--- Task objective ---
Copy the data below verbatim, starting at the line that contains "class-label: Class — [498, 132, 541, 151]" and ending at the line that contains "user-field-1-value: LivingMaster —".

--- Dataset extract ---
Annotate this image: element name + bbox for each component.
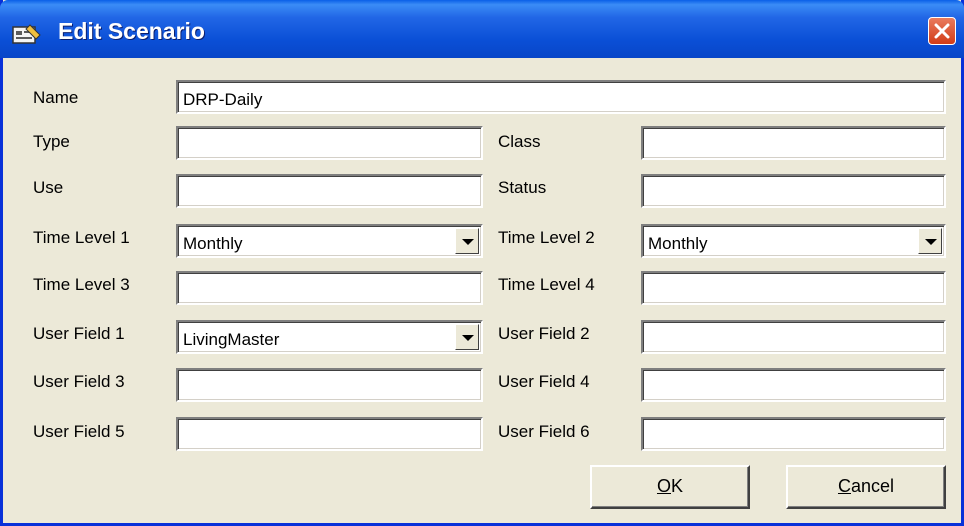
class-label: Class — [498, 132, 541, 151]
use-label: Use — [33, 178, 64, 197]
time-level-1-dropdown[interactable]: Monthly — [176, 224, 483, 258]
close-button[interactable] — [928, 17, 956, 45]
user-field-1-value: LivingMaster — [183, 330, 280, 349]
time-level-2-label: Time Level 2 — [498, 228, 595, 247]
user-field-4-label: User Field 4 — [498, 372, 590, 391]
use-field[interactable] — [176, 174, 483, 208]
user-field-5-label: User Field 5 — [33, 422, 125, 441]
time-level-2-dropdown[interactable]: Monthly — [641, 224, 946, 258]
user-field-4-field[interactable] — [641, 368, 946, 402]
class-field[interactable] — [641, 126, 946, 160]
close-icon — [934, 23, 950, 39]
time-level-1-value: Monthly — [183, 234, 243, 253]
status-field[interactable] — [641, 174, 946, 208]
type-label: Type — [33, 132, 70, 151]
time-level-2-value: Monthly — [648, 234, 708, 253]
time-level-4-field[interactable] — [641, 271, 946, 305]
edit-scenario-dialog: Edit Scenario Name DRP-Daily Type Class … — [0, 0, 964, 526]
user-field-6-field[interactable] — [641, 417, 946, 451]
time-level-3-field[interactable] — [176, 271, 483, 305]
user-field-1-label: User Field 1 — [33, 324, 125, 343]
ok-button[interactable]: OK — [590, 465, 750, 509]
ok-label-rest: K — [671, 476, 684, 496]
user-field-6-label: User Field 6 — [498, 422, 590, 441]
status-label: Status — [498, 178, 547, 197]
chevron-down-icon[interactable] — [455, 228, 479, 254]
user-field-3-label: User Field 3 — [33, 372, 125, 391]
time-level-4-label: Time Level 4 — [498, 275, 595, 294]
ok-mnemonic: O — [656, 476, 671, 496]
cancel-button[interactable]: Cancel — [786, 465, 946, 509]
user-field-2-field[interactable] — [641, 320, 946, 354]
cancel-mnemonic: C — [837, 476, 851, 496]
window-title: Edit Scenario — [58, 18, 205, 44]
chevron-down-icon[interactable] — [455, 324, 479, 350]
name-label: Name — [33, 88, 79, 107]
user-field-1-dropdown[interactable]: LivingMaster — [176, 320, 483, 354]
user-field-2-label: User Field 2 — [498, 324, 590, 343]
type-field[interactable] — [176, 126, 483, 160]
time-level-3-label: Time Level 3 — [33, 275, 130, 294]
user-field-3-field[interactable] — [176, 368, 483, 402]
cancel-label-rest: ancel — [850, 476, 895, 496]
edit-scenario-icon — [12, 24, 41, 44]
time-level-1-label: Time Level 1 — [33, 228, 130, 247]
chevron-down-icon[interactable] — [918, 228, 942, 254]
name-field[interactable]: DRP-Daily — [176, 80, 946, 114]
title-bar[interactable]: Edit Scenario — [0, 0, 964, 58]
user-field-5-field[interactable] — [176, 417, 483, 451]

--- Completed exercise ---
class-label: Class — [498, 132, 541, 151]
use-label: Use — [33, 178, 64, 197]
time-level-1-dropdown[interactable]: Monthly — [176, 224, 483, 258]
close-button[interactable] — [928, 17, 956, 45]
user-field-1-value: LivingMaster — [183, 330, 280, 349]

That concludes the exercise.